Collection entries
/---
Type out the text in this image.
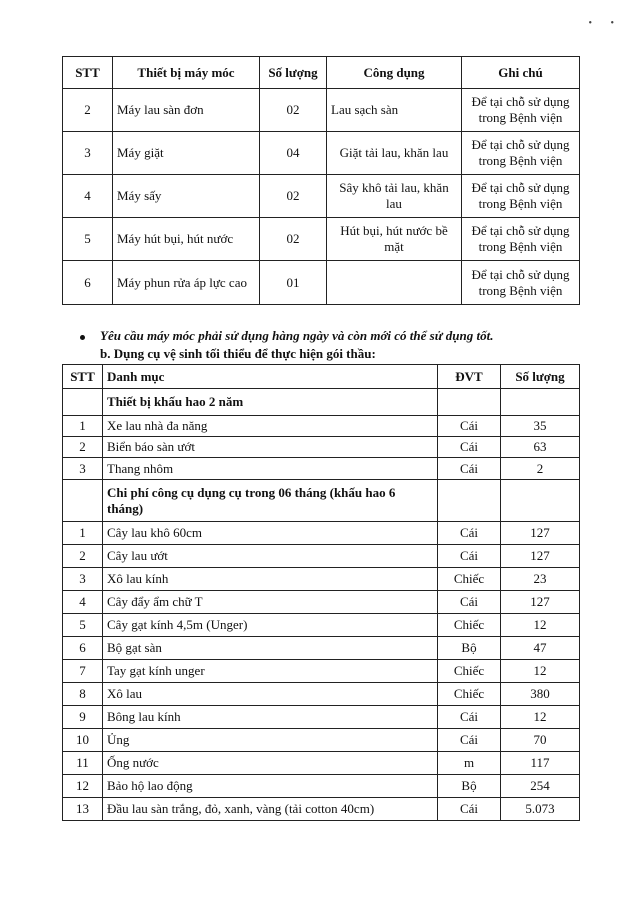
• •
STT	Thiết bị máy móc	Số lượng	Công dụng	Ghi chú
2	Máy lau sàn đơn	02	Lau sạch sàn	Để tại chỗ sử dụng trong Bệnh viện
3	Máy giặt	04	Giặt tải lau, khăn lau	Để tại chỗ sử dụng trong Bệnh viện
4	Máy sấy	02	Sây khô tải lau, khăn lau	Để tại chỗ sử dụng trong Bệnh viện
5	Máy hút bụi, hút nước	02	Hút bụi, hút nước bề mặt	Để tại chỗ sử dụng trong Bệnh viện
6	Máy phun rửa áp lực cao	01		Để tại chỗ sử dụng trong Bệnh viện
Yêu cầu máy móc phải sử dụng hàng ngày và còn mới có thể sử dụng tốt.
b. Dụng cụ vệ sinh tối thiểu để thực hiện gói thầu:
STT	Danh mục	ĐVT	Số lượng
	Thiết bị khấu hao 2 năm		
1	Xe lau nhà đa năng	Cái	35
2	Biển báo sàn ướt	Cái	63
3	Thang nhôm	Cái	2
	Chi phí công cụ dụng cụ trong 06 tháng (khấu hao 6 tháng)		
1	Cây lau khô 60cm	Cái	127
2	Cây lau ướt	Cái	127
3	Xô lau kính	Chiếc	23
4	Cây đẩy ẩm chữ T	Cái	127
5	Cây gạt kính 4,5m (Unger)	Chiếc	12
6	Bộ gạt sàn	Bộ	47
7	Tay gạt kính unger	Chiếc	12
8	Xô lau	Chiếc	380
9	Bông lau kính	Cái	12
10	Ủng	Cái	70
11	Ống nước	m	117
12	Bảo hộ lao động	Bộ	254
13	Đầu lau sàn trắng, đỏ, xanh, vàng (tải cotton 40cm)	Cái	5.073
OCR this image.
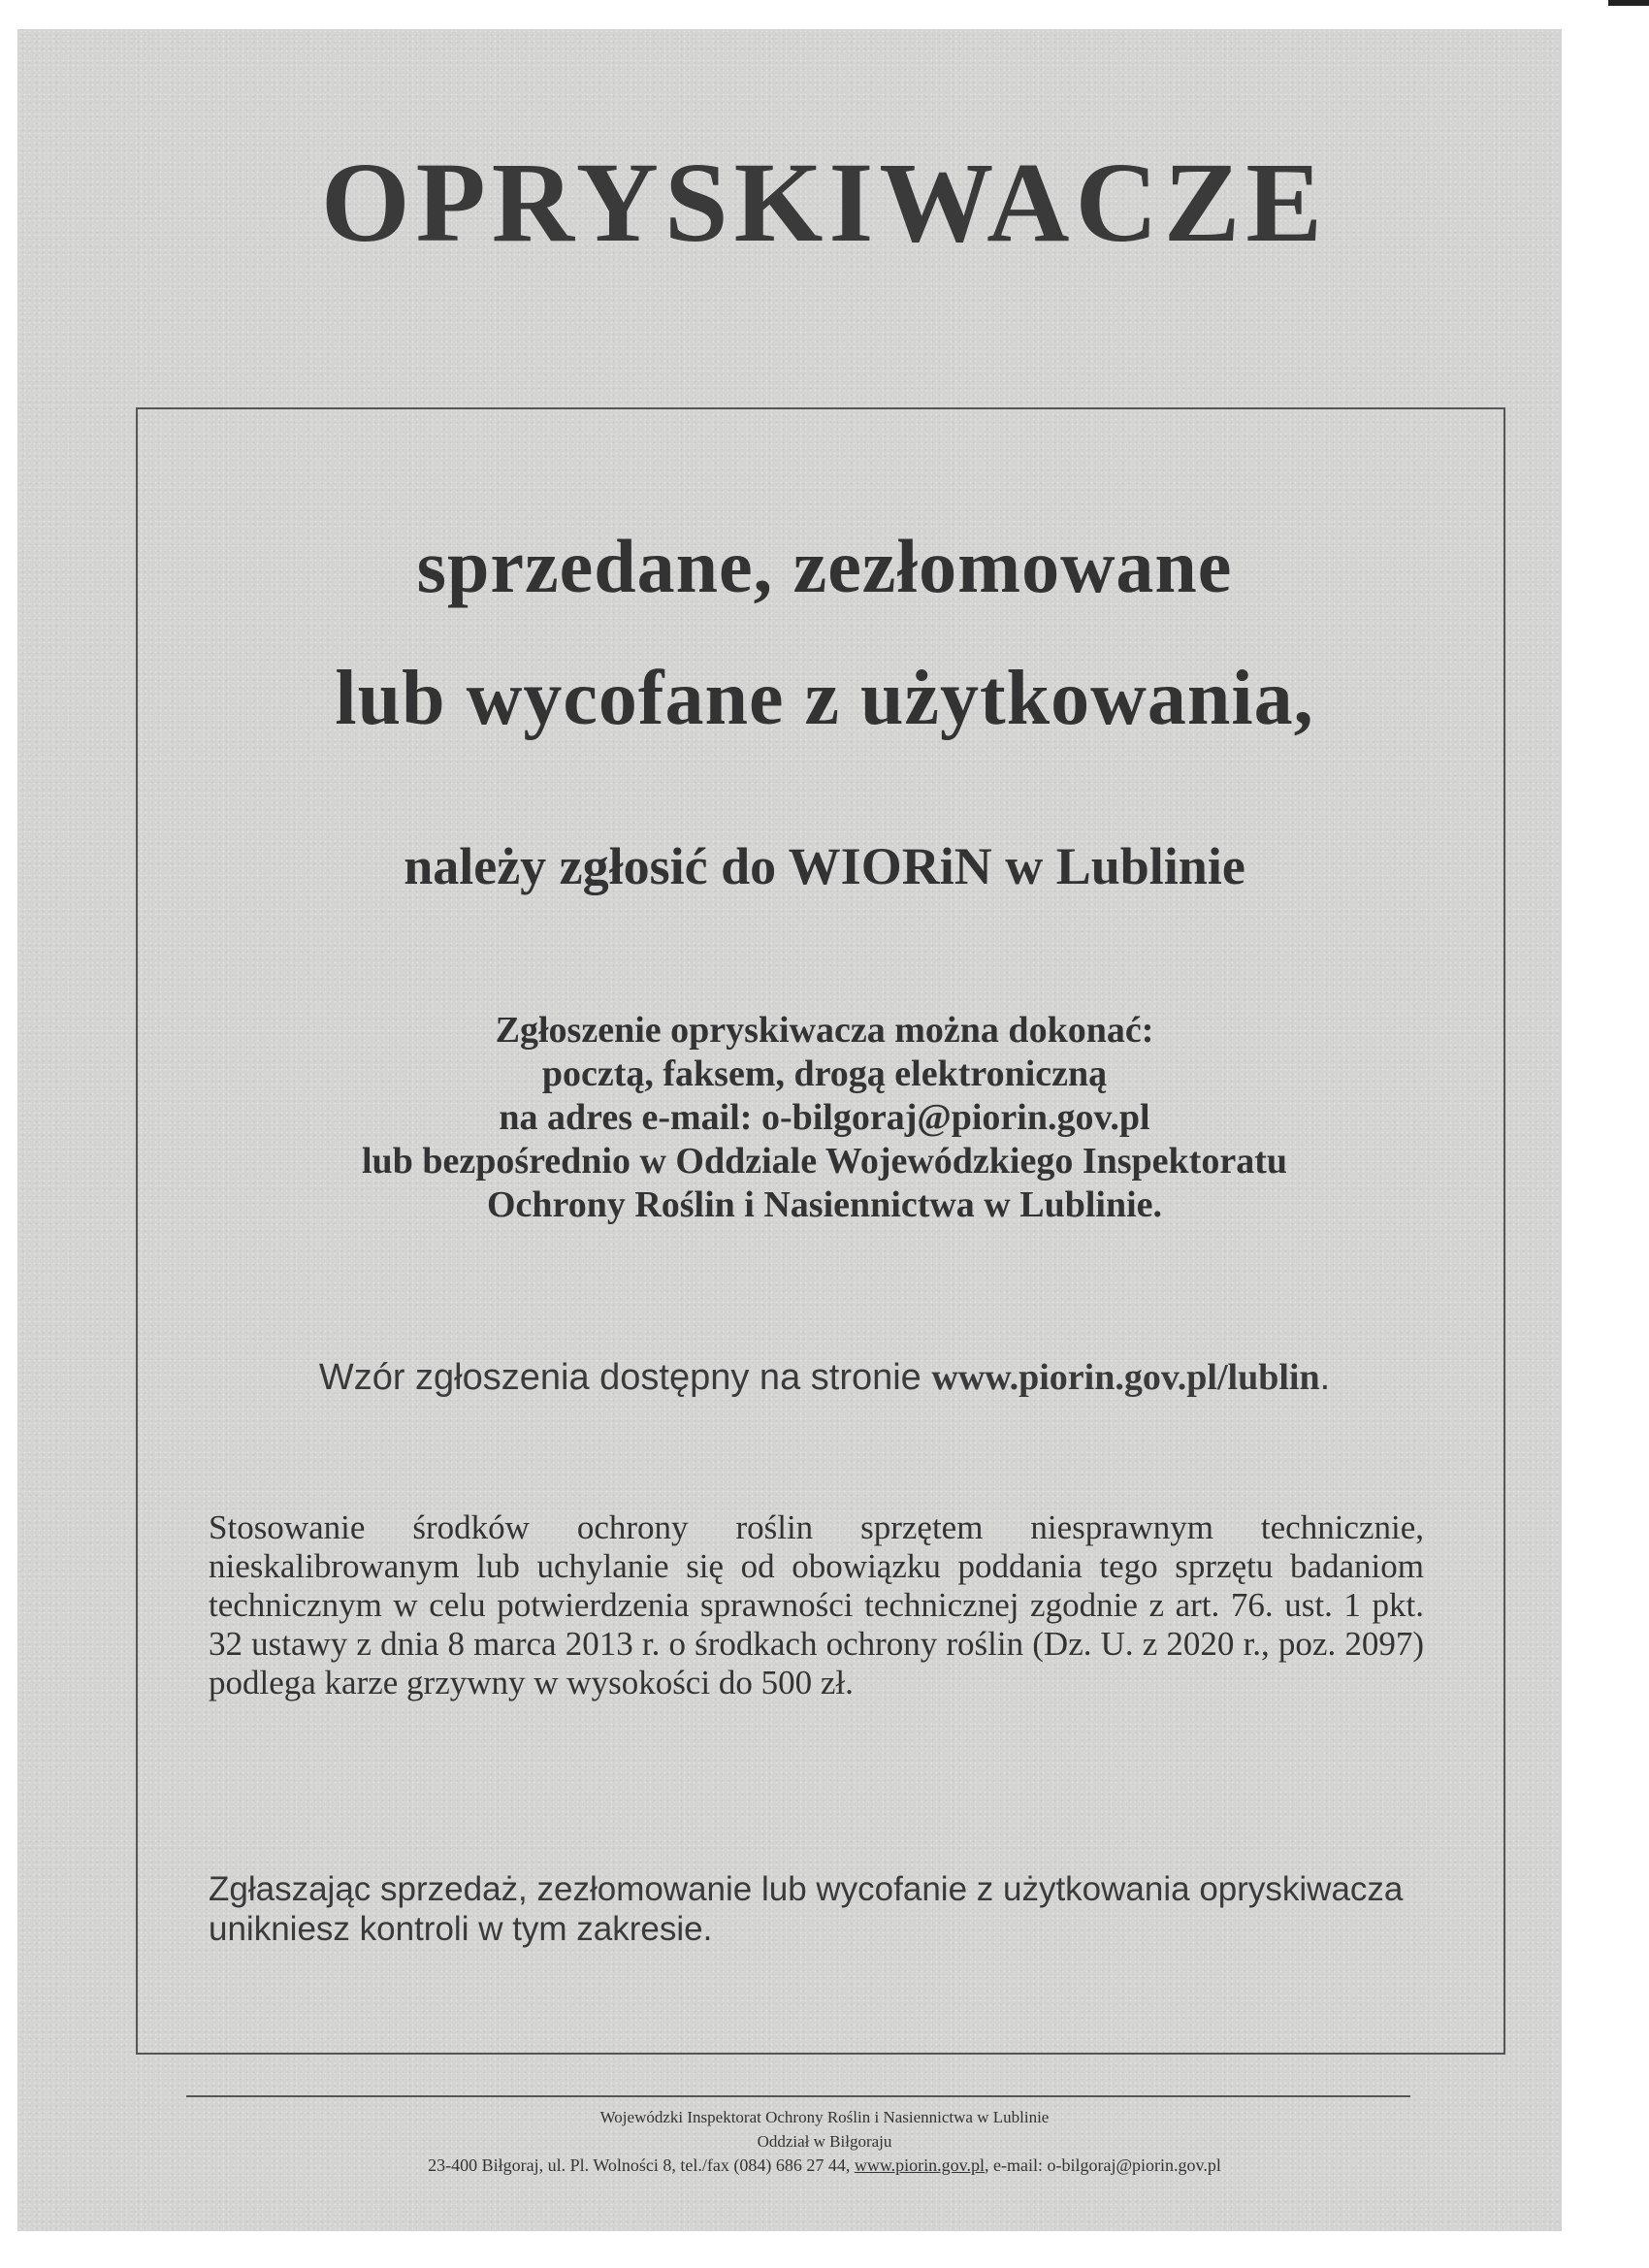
OPRYSKIWACZE
sprzedane, zezłomowane
lub wycofane z użytkowania,
należy zgłosić do WIORiN w Lublinie
Zgłoszenie opryskiwacza można dokonać:
pocztą, faksem, drogą elektroniczną
na adres e-mail: o-bilgoraj@piorin.gov.pl
lub bezpośrednio w Oddziale Wojewódzkiego Inspektoratu
Ochrony Roślin i Nasiennictwa w Lublinie.
Wzór zgłoszenia dostępny na stronie www.piorin.gov.pl/lublin.
Stosowanie środków ochrony roślin sprzętem niesprawnym technicznie, nieskalibrowanym lub uchylanie się od obowiązku poddania tego sprzętu badaniom technicznym w celu potwierdzenia sprawności technicznej zgodnie z art. 76. ust. 1 pkt. 32 ustawy z dnia 8 marca 2013 r. o środkach ochrony roślin (Dz. U. z 2020 r., poz. 2097) podlega karze grzywny w wysokości do 500 zł.
Zgłaszając sprzedaż, zezłomowanie lub wycofanie z użytkowania opryskiwacza unikniesz kontroli w tym zakresie.
Wojewódzki Inspektorat Ochrony Roślin i Nasiennictwa w Lublinie
Oddział w Biłgoraju
23-400 Biłgoraj, ul. Pl. Wolności 8, tel./fax (084) 686 27 44, www.piorin.gov.pl, e-mail: o-bilgoraj@piorin.gov.pl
\---
## What you are asked to do:
Filter out every line that lacks the word "kính", and copy the rest.

## Full answer:
3	Xô lau kính	Chiếc	23
5	Cây gạt kính 4,5m (Unger)	Chiếc	12
7	Tay gạt kính unger	Chiếc	12
9	Bông lau kính	Cái	12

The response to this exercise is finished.